Retype the records below exactly as they appear.

§

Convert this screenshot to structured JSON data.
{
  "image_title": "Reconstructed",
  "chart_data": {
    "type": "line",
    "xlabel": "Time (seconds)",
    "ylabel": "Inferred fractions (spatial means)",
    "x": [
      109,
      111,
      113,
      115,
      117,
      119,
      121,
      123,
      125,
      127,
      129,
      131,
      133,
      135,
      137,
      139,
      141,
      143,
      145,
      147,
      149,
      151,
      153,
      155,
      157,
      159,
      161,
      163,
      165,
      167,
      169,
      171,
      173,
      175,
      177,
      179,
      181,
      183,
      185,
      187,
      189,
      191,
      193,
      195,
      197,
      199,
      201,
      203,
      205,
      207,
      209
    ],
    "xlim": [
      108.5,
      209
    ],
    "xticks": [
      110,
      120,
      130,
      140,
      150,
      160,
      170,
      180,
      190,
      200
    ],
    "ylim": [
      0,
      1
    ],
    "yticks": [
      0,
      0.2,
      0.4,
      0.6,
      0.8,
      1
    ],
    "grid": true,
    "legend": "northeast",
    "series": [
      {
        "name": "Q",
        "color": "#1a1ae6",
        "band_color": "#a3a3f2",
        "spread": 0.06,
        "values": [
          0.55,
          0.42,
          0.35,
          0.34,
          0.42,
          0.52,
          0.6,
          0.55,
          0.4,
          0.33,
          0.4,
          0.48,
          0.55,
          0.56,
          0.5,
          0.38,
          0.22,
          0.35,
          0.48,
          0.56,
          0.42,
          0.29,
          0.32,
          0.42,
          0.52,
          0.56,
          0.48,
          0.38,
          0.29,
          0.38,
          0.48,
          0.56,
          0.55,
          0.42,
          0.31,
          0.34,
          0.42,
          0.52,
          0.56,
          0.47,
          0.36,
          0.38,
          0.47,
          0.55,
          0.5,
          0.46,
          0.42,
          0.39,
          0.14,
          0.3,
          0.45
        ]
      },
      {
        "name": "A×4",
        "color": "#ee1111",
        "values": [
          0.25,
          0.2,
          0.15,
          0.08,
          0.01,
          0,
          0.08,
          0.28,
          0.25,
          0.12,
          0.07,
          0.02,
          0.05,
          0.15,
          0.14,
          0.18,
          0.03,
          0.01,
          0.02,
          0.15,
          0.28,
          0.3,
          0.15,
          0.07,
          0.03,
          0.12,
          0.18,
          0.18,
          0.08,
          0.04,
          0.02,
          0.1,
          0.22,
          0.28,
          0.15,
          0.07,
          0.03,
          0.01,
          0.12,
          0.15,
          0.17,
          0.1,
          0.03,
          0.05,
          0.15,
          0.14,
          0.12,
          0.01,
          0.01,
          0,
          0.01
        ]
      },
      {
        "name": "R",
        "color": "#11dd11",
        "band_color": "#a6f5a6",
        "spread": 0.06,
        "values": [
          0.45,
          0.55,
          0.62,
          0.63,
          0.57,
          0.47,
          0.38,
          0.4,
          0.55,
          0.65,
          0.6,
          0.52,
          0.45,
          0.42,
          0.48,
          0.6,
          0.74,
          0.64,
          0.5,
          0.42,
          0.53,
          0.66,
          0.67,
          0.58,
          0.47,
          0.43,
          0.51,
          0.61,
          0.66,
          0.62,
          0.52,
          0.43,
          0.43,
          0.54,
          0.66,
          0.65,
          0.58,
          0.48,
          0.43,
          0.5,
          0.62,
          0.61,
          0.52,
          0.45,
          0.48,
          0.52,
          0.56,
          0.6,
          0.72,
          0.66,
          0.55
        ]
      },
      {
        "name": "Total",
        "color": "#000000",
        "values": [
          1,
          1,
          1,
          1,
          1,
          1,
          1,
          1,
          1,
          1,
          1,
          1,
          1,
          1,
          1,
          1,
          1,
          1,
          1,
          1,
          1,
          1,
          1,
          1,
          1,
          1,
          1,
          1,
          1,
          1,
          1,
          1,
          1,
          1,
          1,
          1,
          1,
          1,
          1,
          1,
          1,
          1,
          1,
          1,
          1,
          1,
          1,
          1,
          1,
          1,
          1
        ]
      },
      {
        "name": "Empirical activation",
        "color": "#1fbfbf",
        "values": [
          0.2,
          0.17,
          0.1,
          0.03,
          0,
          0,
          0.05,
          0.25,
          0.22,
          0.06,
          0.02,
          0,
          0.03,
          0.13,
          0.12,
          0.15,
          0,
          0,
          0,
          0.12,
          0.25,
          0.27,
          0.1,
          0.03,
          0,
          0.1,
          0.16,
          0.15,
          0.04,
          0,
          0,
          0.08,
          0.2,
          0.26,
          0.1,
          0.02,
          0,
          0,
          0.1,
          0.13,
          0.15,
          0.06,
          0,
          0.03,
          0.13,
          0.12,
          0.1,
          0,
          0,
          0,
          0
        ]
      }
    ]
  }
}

§

* **Final result**
Convert this screenshot to structured JSON data.
{
  "image_title": "Reconstructed",
  "chart_data": {
    "type": "line",
    "xlabel": "Time (seconds)",
    "ylabel": "Inferred fractions (spatial means)",
    "x": [
      109,
      111,
      113,
      115,
      117,
      119,
      121,
      123,
      125,
      127,
      129,
      131,
      133,
      135,
      137,
      139,
      141,
      143,
      145,
      147,
      149,
      151,
      153,
      155,
      157,
      159,
      161,
      163,
      165,
      167,
      169,
      171,
      173,
      175,
      177,
      179,
      181,
      183,
      185,
      187,
      189,
      191,
      193,
      195,
      197,
      199,
      201,
      203,
      205,
      207,
      209
    ],
    "xlim": [
      108.5,
      209
    ],
    "xticks": [
      110,
      120,
      130,
      140,
      150,
      160,
      170,
      180,
      190,
      200
    ],
    "ylim": [
      0,
      1
    ],
    "yticks": [
      0,
      0.2,
      0.4,
      0.6,
      0.8,
      1
    ],
    "grid": true,
    "legend": "northeast",
    "series": [
      {
        "name": "Q",
        "color": "#1a1ae6",
        "band_color": "#a3a3f2",
        "spread": 0.06,
        "values": [
          0.55,
          0.42,
          0.35,
          0.34,
          0.42,
          0.52,
          0.6,
          0.55,
          0.4,
          0.33,
          0.4,
          0.48,
          0.55,
          0.56,
          0.5,
          0.38,
          0.22,
          0.35,
          0.48,
          0.56,
          0.42,
          0.29,
          0.32,
          0.42,
          0.52,
          0.56,
          0.48,
          0.38,
          0.29,
          0.38,
          0.48,
          0.56,
          0.55,
          0.42,
          0.31,
          0.34,
          0.42,
          0.52,
          0.56,
          0.47,
          0.36,
          0.38,
          0.47,
          0.55,
          0.5,
          0.46,
          0.42,
          0.39,
          0.14,
          0.3,
          0.45
        ]
      },
      {
        "name": "A×4",
        "color": "#ee1111",
        "values": [
          0.25,
          0.2,
          0.15,
          0.08,
          0.01,
          0,
          0.08,
          0.28,
          0.25,
          0.12,
          0.07,
          0.02,
          0.05,
          0.15,
          0.14,
          0.18,
          0.03,
          0.01,
          0.02,
          0.15,
          0.28,
          0.3,
          0.15,
          0.07,
          0.03,
          0.12,
          0.18,
          0.18,
          0.08,
          0.04,
          0.02,
          0.1,
          0.22,
          0.28,
          0.15,
          0.07,
          0.03,
          0.01,
          0.12,
          0.15,
          0.17,
          0.1,
          0.03,
          0.05,
          0.15,
          0.14,
          0.12,
          0.01,
          0.01,
          0,
          0.01
        ]
      },
      {
        "name": "R",
        "color": "#11dd11",
        "band_color": "#a6f5a6",
        "spread": 0.06,
        "values": [
          0.45,
          0.55,
          0.62,
          0.63,
          0.57,
          0.47,
          0.38,
          0.4,
          0.55,
          0.65,
          0.6,
          0.52,
          0.45,
          0.42,
          0.48,
          0.6,
          0.74,
          0.64,
          0.5,
          0.42,
          0.53,
          0.66,
          0.67,
          0.58,
          0.47,
          0.43,
          0.51,
          0.61,
          0.66,
          0.62,
          0.52,
          0.43,
          0.43,
          0.54,
          0.66,
          0.65,
          0.58,
          0.48,
          0.43,
          0.5,
          0.62,
          0.61,
          0.52,
          0.45,
          0.48,
          0.52,
          0.56,
          0.6,
          0.72,
          0.66,
          0.55
        ]
      },
      {
        "name": "Total",
        "color": "#000000",
        "values": [
          1,
          1,
          1,
          1,
          1,
          1,
          1,
          1,
          1,
          1,
          1,
          1,
          1,
          1,
          1,
          1,
          1,
          1,
          1,
          1,
          1,
          1,
          1,
          1,
          1,
          1,
          1,
          1,
          1,
          1,
          1,
          1,
          1,
          1,
          1,
          1,
          1,
          1,
          1,
          1,
          1,
          1,
          1,
          1,
          1,
          1,
          1,
          1,
          1,
          1,
          1
        ]
      },
      {
        "name": "Empirical activation",
        "color": "#1fbfbf",
        "values": [
          0.2,
          0.17,
          0.1,
          0.03,
          0,
          0,
          0.05,
          0.25,
          0.22,
          0.06,
          0.02,
          0,
          0.03,
          0.13,
          0.12,
          0.15,
          0,
          0,
          0,
          0.12,
          0.25,
          0.27,
          0.1,
          0.03,
          0,
          0.1,
          0.16,
          0.15,
          0.04,
          0,
          0,
          0.08,
          0.2,
          0.26,
          0.1,
          0.02,
          0,
          0,
          0.1,
          0.13,
          0.15,
          0.06,
          0,
          0.03,
          0.13,
          0.12,
          0.1,
          0,
          0,
          0,
          0
        ]
      }
    ]
  }
}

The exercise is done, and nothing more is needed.